--- Task instructions ---
Give an exact copy of every line, leaving images out.

--- Provided records ---
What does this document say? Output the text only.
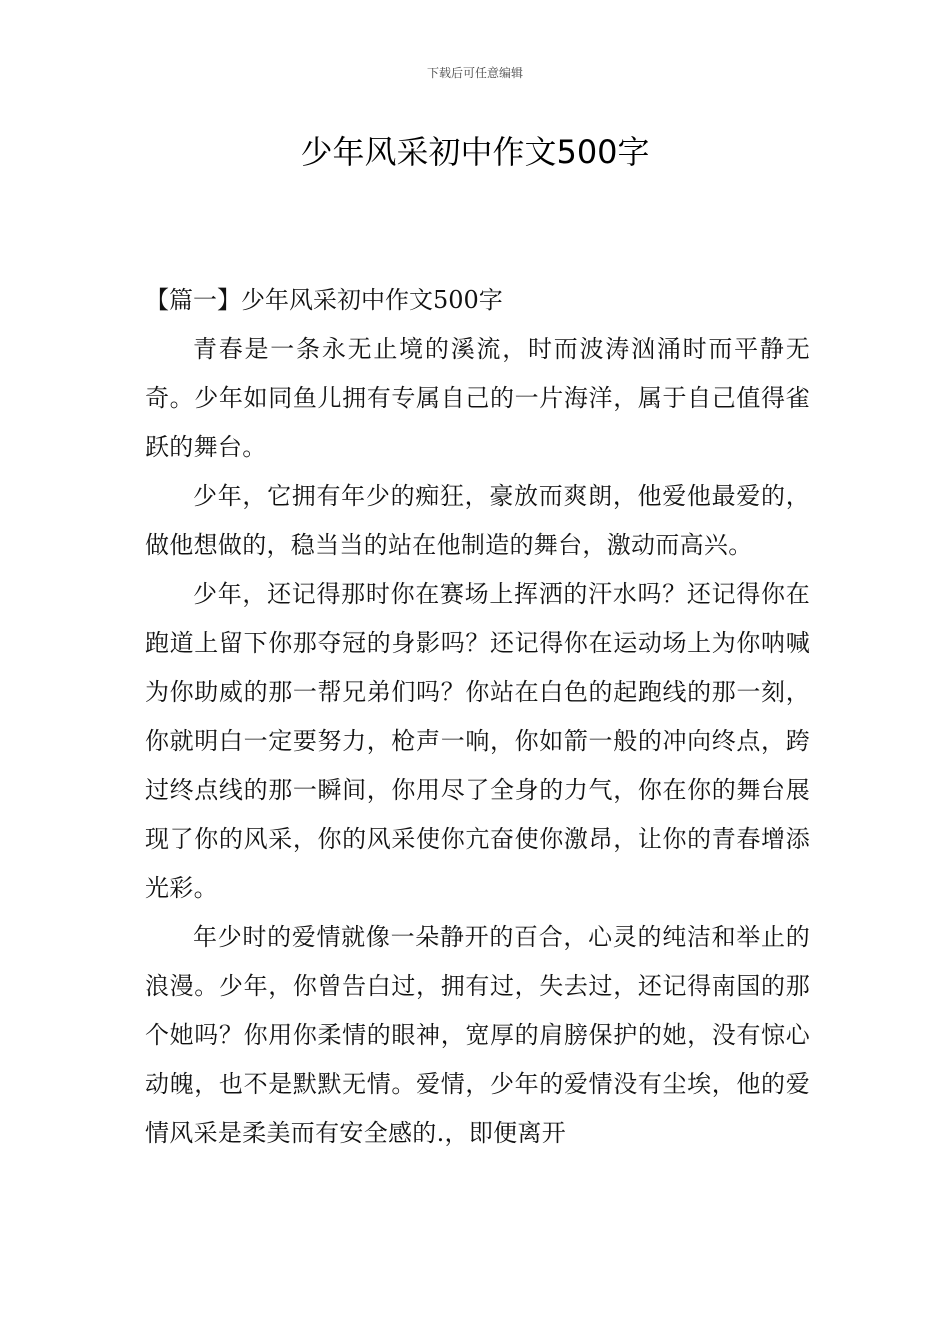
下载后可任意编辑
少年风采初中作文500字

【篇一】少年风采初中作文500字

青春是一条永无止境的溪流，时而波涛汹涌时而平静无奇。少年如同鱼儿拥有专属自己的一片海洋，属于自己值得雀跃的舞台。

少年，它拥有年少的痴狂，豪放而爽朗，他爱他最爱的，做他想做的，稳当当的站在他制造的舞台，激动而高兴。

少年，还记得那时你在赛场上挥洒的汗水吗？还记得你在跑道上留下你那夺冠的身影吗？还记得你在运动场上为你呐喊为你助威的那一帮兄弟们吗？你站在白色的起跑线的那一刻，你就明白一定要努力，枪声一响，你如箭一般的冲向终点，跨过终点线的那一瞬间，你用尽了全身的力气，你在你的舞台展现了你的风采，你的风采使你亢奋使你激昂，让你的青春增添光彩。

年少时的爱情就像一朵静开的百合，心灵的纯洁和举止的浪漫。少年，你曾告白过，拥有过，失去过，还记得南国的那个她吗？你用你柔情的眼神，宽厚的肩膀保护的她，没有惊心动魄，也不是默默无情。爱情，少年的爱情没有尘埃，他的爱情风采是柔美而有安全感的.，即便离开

--- Answer to the problem ---
What does this document say? Output the text only.
下载后可任意编辑
少年风采初中作文500字

【篇一】少年风采初中作文500字

青春是一条永无止境的溪流，时而波涛汹涌时而平静无奇。少年如同鱼儿拥有专属自己的一片海洋，属于自己值得雀跃的舞台。

少年，它拥有年少的痴狂，豪放而爽朗，他爱他最爱的，做他想做的，稳当当的站在他制造的舞台，激动而高兴。

少年，还记得那时你在赛场上挥洒的汗水吗？还记得你在跑道上留下你那夺冠的身影吗？还记得你在运动场上为你呐喊为你助威的那一帮兄弟们吗？你站在白色的起跑线的那一刻，你就明白一定要努力，枪声一响，你如箭一般的冲向终点，跨过终点线的那一瞬间，你用尽了全身的力气，你在你的舞台展现了你的风采，你的风采使你亢奋使你激昂，让你的青春增添光彩。

年少时的爱情就像一朵静开的百合，心灵的纯洁和举止的浪漫。少年，你曾告白过，拥有过，失去过，还记得南国的那个她吗？你用你柔情的眼神，宽厚的肩膀保护的她，没有惊心动魄，也不是默默无情。爱情，少年的爱情没有尘埃，他的爱情风采是柔美而有安全感的.，即便离开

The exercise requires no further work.